What you will do
Pictures in the records should not be copied, but every other part must be repeated exactly.

Available data
--- START ---
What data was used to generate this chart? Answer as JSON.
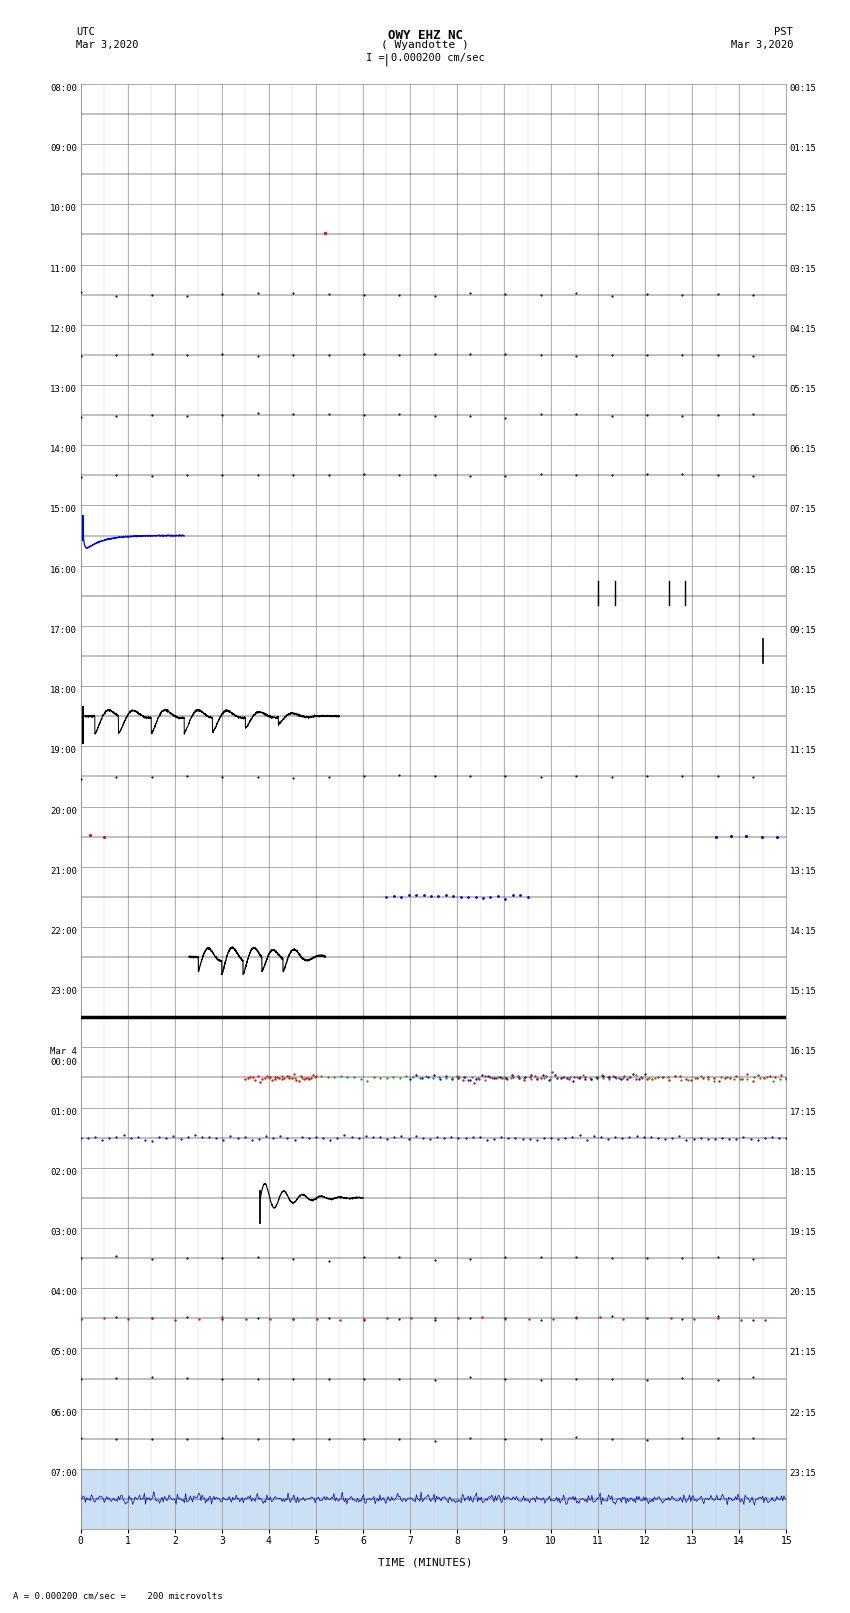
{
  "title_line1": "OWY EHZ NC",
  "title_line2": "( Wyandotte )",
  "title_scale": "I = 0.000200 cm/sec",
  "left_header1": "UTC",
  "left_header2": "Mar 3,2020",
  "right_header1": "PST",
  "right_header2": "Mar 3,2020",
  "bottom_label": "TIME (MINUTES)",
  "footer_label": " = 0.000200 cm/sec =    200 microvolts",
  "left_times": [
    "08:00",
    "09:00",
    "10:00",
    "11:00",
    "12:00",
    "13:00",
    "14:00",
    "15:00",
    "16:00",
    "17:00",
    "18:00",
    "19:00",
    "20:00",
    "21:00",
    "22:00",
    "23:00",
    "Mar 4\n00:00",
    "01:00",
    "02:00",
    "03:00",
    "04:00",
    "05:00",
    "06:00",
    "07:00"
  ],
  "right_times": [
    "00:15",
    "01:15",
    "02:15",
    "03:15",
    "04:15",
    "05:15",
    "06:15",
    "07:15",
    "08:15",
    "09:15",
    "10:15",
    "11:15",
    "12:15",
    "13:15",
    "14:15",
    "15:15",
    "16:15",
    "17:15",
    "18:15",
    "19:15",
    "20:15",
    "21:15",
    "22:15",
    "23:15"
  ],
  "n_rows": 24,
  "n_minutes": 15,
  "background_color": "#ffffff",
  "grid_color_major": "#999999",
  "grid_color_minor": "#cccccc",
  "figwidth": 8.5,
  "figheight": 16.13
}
--- END ---
Result
What data was used to generate this chart? Answer as JSON.
{
  "title_line1": "OWY EHZ NC",
  "title_line2": "( Wyandotte )",
  "title_scale": "I = 0.000200 cm/sec",
  "left_header1": "UTC",
  "left_header2": "Mar 3,2020",
  "right_header1": "PST",
  "right_header2": "Mar 3,2020",
  "bottom_label": "TIME (MINUTES)",
  "footer_label": " = 0.000200 cm/sec =    200 microvolts",
  "left_times": [
    "08:00",
    "09:00",
    "10:00",
    "11:00",
    "12:00",
    "13:00",
    "14:00",
    "15:00",
    "16:00",
    "17:00",
    "18:00",
    "19:00",
    "20:00",
    "21:00",
    "22:00",
    "23:00",
    "Mar 4\n00:00",
    "01:00",
    "02:00",
    "03:00",
    "04:00",
    "05:00",
    "06:00",
    "07:00"
  ],
  "right_times": [
    "00:15",
    "01:15",
    "02:15",
    "03:15",
    "04:15",
    "05:15",
    "06:15",
    "07:15",
    "08:15",
    "09:15",
    "10:15",
    "11:15",
    "12:15",
    "13:15",
    "14:15",
    "15:15",
    "16:15",
    "17:15",
    "18:15",
    "19:15",
    "20:15",
    "21:15",
    "22:15",
    "23:15"
  ],
  "n_rows": 24,
  "n_minutes": 15,
  "background_color": "#ffffff",
  "grid_color_major": "#999999",
  "grid_color_minor": "#cccccc",
  "figwidth": 8.5,
  "figheight": 16.13
}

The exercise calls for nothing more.